**Исходный текст**

• • • • • • •

Некрологи — не тот жанр, где можно найти о покойном что-либо, кроме комплиментов. Тем не менее полагаю, что А. А. Гольденвейзер был недалек от истины, объясняя причины успеха Гершуна в профессиональной и общественной работе. Этому
…во многом способствовали привлекательные черты его характера — его природная мягкость и уравновешенность, его деликатность и такт в обращении со всеми, с кем он приходил в соприкосновение. Но при этом Борис Львович умел быть и настойчивым, в особенности в деловых переговорах. Я не встречал никого, кто бы мог сравниться с ним в умении вести такие переговоры или защищать вверенные ему интересы в административных учреждениях[37].
Трудно не согласиться со словами А. А. Гольденвейзера, что в период беженства заслуги Гершуна «перед товарищами по сословию неоценимы. Более чем кто-либо, он содействовал разрешению трудной и не имевшей исторических прецедентов задачи — создать статус „адвокатуры в изгнании“. Это навсегда останется в анналах российской эмиграции»[38].
Над воспоминаниями Гершун начал работать, как им собственноручно помечено в рукописи, 4 августа 1936 года. В первых же строках он определил цели своего труда, так же как мотивы, побудившие его взяться за воспоминания:
Я пишу не для печати. В условиях эмигрантской жизни печатать эту толстую тетрадь, которую я собираюсь заполнить, негде и некому. Я пишу под давлением воспоминаний, от которых я не могу иначе освободиться. Они теснятся в моей памяти, рвутся наружу, не дают мне покоя. Надо перестать вспоминать прошлое, чтобы спокойно переносить настоящее. Я пишу для той адвокатуры, которая в России еще должна прийти. Я когда-то писал: «Она не имеет настоящего, ибо не может почитаться адвокатурой то „сословие“ зависимых от администрации, не обладающих свободой слова правозаступников, которые теперь заменяют старую русскую адвокатуру, созданную Судебными уставами. Но русская адвокатура имеет будущее», — ибо не всегда останется Россия под властию диктатуры, и не мыслится свободная демократическая Россия — без свободной, независимой адвокатуры.
Рукопись Гершун предполагал передать в Пражский архив. 16 октября 1939 года он писал А. А. Гольденвейзеру:
Чтобы чем-либо заняться, я пока перечитываю и исправляю написанные мной за последние три года «Воспоминания русского адвоката» за время с 1894 по 1918 год. Всего 1000 страниц большого формата убористого шрифта. Воспоминания касаются всего того, что я видел и пережил как сенатский чиновник и адвокат, а также характеристики адвокатского Олимпа, его представителей и богов меньшего калибра. Написано не для печати, а для будущего историка адвокатуры, который «найдет мой труд усердный» и, отряхнув пыль десятилетий, использует его для своей работы[39].

• • • • • • •

**Листинг**

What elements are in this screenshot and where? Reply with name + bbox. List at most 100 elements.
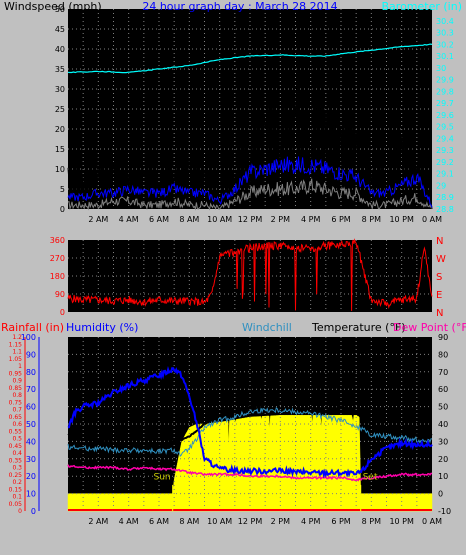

• • • • • • •

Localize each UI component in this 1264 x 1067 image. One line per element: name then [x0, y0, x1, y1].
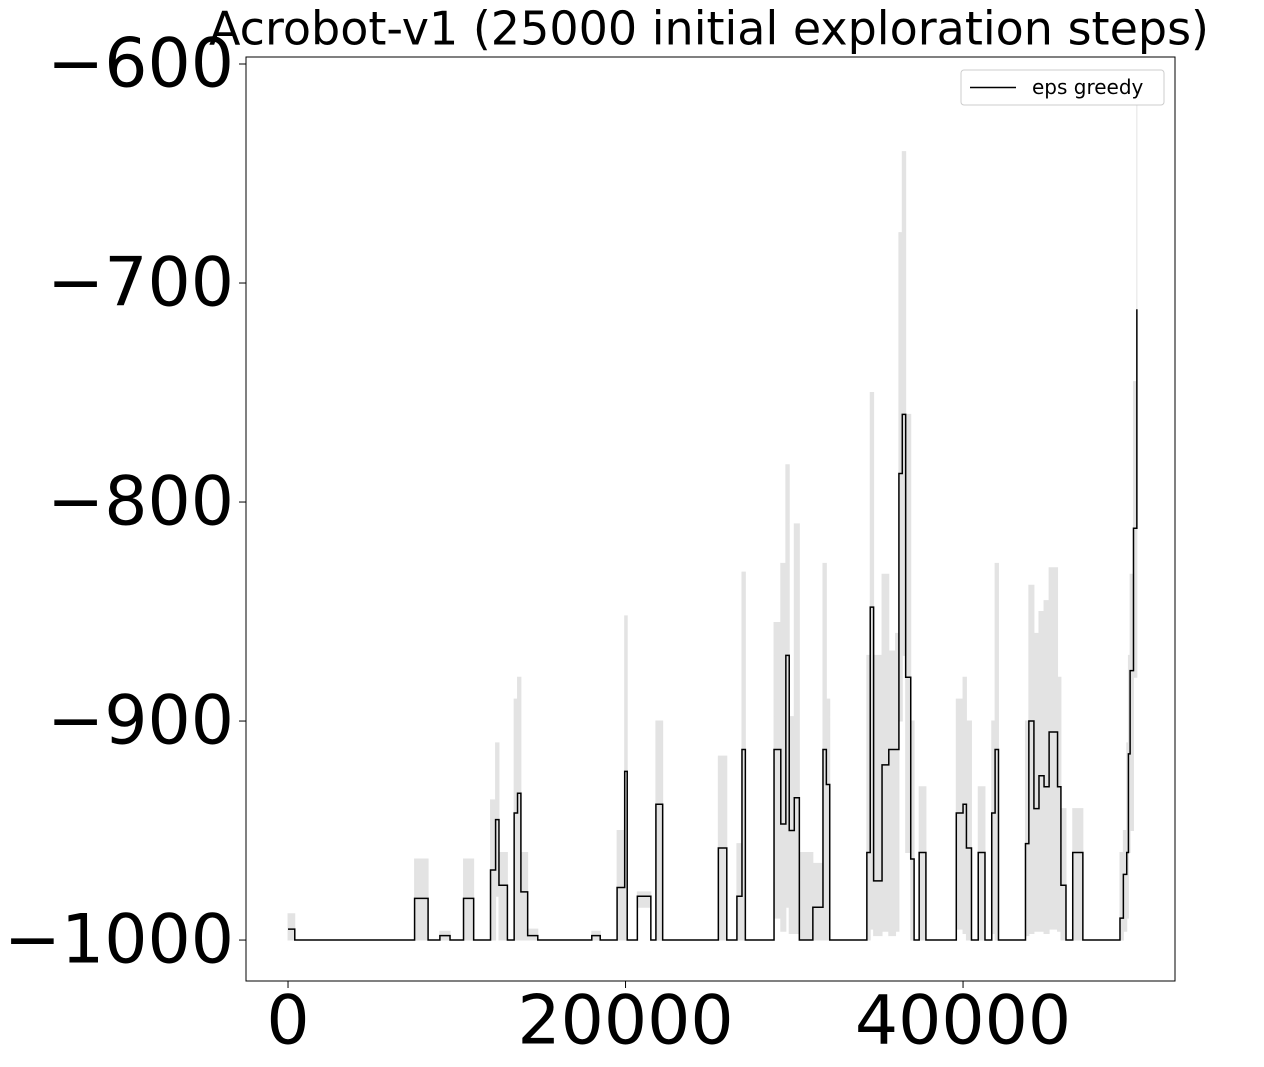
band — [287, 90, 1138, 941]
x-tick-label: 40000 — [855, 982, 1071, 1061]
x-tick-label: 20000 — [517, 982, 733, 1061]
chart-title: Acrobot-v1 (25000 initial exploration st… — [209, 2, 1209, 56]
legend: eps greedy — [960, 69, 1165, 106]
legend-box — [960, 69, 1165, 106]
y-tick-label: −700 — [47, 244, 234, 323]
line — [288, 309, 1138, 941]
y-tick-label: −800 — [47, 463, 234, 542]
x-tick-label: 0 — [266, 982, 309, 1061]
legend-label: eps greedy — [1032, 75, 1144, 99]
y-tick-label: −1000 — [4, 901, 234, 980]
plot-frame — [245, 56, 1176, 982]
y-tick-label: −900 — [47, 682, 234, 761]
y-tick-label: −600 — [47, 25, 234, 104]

• • • • • • •

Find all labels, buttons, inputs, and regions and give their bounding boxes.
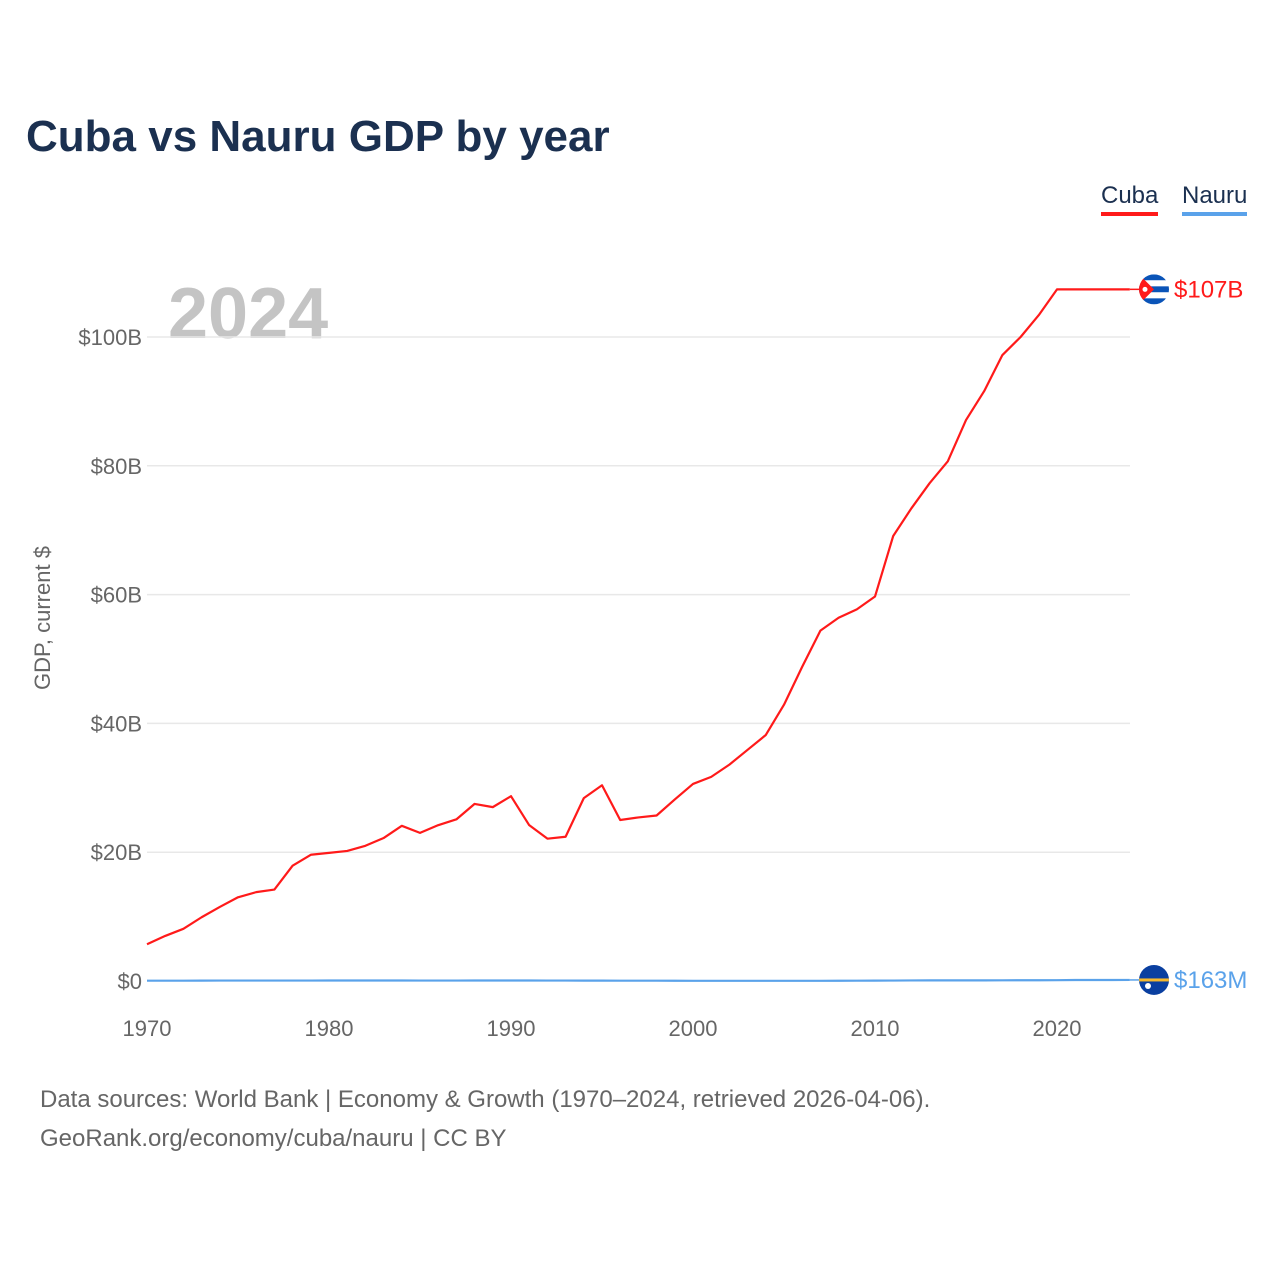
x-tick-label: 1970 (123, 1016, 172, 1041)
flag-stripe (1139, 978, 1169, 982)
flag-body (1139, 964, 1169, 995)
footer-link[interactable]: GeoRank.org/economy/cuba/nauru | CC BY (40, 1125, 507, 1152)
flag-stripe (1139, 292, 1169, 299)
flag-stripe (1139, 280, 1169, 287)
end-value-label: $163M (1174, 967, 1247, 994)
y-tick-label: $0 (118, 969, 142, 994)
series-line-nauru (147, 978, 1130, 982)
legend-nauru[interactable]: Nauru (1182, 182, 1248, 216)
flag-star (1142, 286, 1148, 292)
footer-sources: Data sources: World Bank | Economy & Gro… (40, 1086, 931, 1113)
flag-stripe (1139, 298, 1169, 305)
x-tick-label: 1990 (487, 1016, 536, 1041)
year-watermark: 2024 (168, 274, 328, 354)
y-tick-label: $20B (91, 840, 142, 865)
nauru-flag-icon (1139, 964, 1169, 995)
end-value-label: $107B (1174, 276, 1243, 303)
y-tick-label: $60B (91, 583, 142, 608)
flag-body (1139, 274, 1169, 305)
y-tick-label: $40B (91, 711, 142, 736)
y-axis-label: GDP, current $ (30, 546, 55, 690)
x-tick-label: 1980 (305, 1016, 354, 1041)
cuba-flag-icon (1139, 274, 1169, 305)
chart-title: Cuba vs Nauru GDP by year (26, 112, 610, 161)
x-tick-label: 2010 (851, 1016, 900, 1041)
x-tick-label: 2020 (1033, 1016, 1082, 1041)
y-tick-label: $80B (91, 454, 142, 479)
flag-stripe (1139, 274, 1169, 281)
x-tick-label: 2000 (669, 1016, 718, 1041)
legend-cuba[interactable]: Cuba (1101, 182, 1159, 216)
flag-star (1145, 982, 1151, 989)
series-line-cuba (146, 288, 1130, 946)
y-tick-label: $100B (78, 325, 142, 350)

• • • • • • •

**Задание**
Продолжите текст о Б. Л. Гершуне и его воспоминаниях с того места, на котором он останавливается. Листинг — отдельный материал, с текстом он не связан.

**Ответ**
Возможно, именно то, что Гершун не предназначал воспоминания для печати, обусловило свободу, с которой они написаны. Таким образом, тетрадь разрослась до текста, по словам его автора, объемом 1000 страниц. Возможно, это «фигура речи». Во всяком случае, в фонде Гершуна в Бахметевском архиве при Колумбийском университете находится рукопись (листы в самом деле большого формата) объемом свыше 840 страниц. Неясно также, что Гершун понимал под шрифтом, ибо рукопись — автограф, а почерк Гершуна в самом деле был убористым. Небольшие фрагменты воспоминаний, отобранные и подготовленные к печати Гольденвейзером, как говорилось выше, увидели свет в «Новом журнале» (1955, кн. 43) под названием «Воспоминания адвоката».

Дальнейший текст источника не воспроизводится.